----- Records -----

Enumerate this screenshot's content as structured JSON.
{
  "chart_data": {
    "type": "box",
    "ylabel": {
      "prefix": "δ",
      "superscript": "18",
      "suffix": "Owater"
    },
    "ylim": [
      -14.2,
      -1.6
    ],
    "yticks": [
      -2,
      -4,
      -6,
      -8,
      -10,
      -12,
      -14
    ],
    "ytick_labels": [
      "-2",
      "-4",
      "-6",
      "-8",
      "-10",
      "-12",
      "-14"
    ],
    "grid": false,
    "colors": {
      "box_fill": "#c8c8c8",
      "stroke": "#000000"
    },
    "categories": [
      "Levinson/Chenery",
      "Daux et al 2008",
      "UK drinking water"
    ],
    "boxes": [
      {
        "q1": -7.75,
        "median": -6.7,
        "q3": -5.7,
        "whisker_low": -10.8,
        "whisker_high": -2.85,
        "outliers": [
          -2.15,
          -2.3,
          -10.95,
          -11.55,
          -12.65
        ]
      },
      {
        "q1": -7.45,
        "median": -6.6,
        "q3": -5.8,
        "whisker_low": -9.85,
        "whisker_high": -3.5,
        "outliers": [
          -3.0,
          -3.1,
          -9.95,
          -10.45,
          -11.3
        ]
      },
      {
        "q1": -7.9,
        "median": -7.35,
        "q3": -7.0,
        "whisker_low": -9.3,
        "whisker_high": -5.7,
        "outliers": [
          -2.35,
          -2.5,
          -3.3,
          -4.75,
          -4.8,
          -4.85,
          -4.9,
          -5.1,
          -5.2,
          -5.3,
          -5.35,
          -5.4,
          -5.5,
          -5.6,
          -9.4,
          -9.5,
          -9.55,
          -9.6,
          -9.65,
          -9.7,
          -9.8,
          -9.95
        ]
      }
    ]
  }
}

-----

**Written task**
Repeat every line of the material exactly as given.

**Solution to the exercise**
Enumerate this screenshot's content as structured JSON.
{
  "chart_data": {
    "type": "box",
    "ylabel": {
      "prefix": "δ",
      "superscript": "18",
      "suffix": "Owater"
    },
    "ylim": [
      -14.2,
      -1.6
    ],
    "yticks": [
      -2,
      -4,
      -6,
      -8,
      -10,
      -12,
      -14
    ],
    "ytick_labels": [
      "-2",
      "-4",
      "-6",
      "-8",
      "-10",
      "-12",
      "-14"
    ],
    "grid": false,
    "colors": {
      "box_fill": "#c8c8c8",
      "stroke": "#000000"
    },
    "categories": [
      "Levinson/Chenery",
      "Daux et al 2008",
      "UK drinking water"
    ],
    "boxes": [
      {
        "q1": -7.75,
        "median": -6.7,
        "q3": -5.7,
        "whisker_low": -10.8,
        "whisker_high": -2.85,
        "outliers": [
          -2.15,
          -2.3,
          -10.95,
          -11.55,
          -12.65
        ]
      },
      {
        "q1": -7.45,
        "median": -6.6,
        "q3": -5.8,
        "whisker_low": -9.85,
        "whisker_high": -3.5,
        "outliers": [
          -3.0,
          -3.1,
          -9.95,
          -10.45,
          -11.3
        ]
      },
      {
        "q1": -7.9,
        "median": -7.35,
        "q3": -7.0,
        "whisker_low": -9.3,
        "whisker_high": -5.7,
        "outliers": [
          -2.35,
          -2.5,
          -3.3,
          -4.75,
          -4.8,
          -4.85,
          -4.9,
          -5.1,
          -5.2,
          -5.3,
          -5.35,
          -5.4,
          -5.5,
          -5.6,
          -9.4,
          -9.5,
          -9.55,
          -9.6,
          -9.65,
          -9.7,
          -9.8,
          -9.95
        ]
      }
    ]
  }
}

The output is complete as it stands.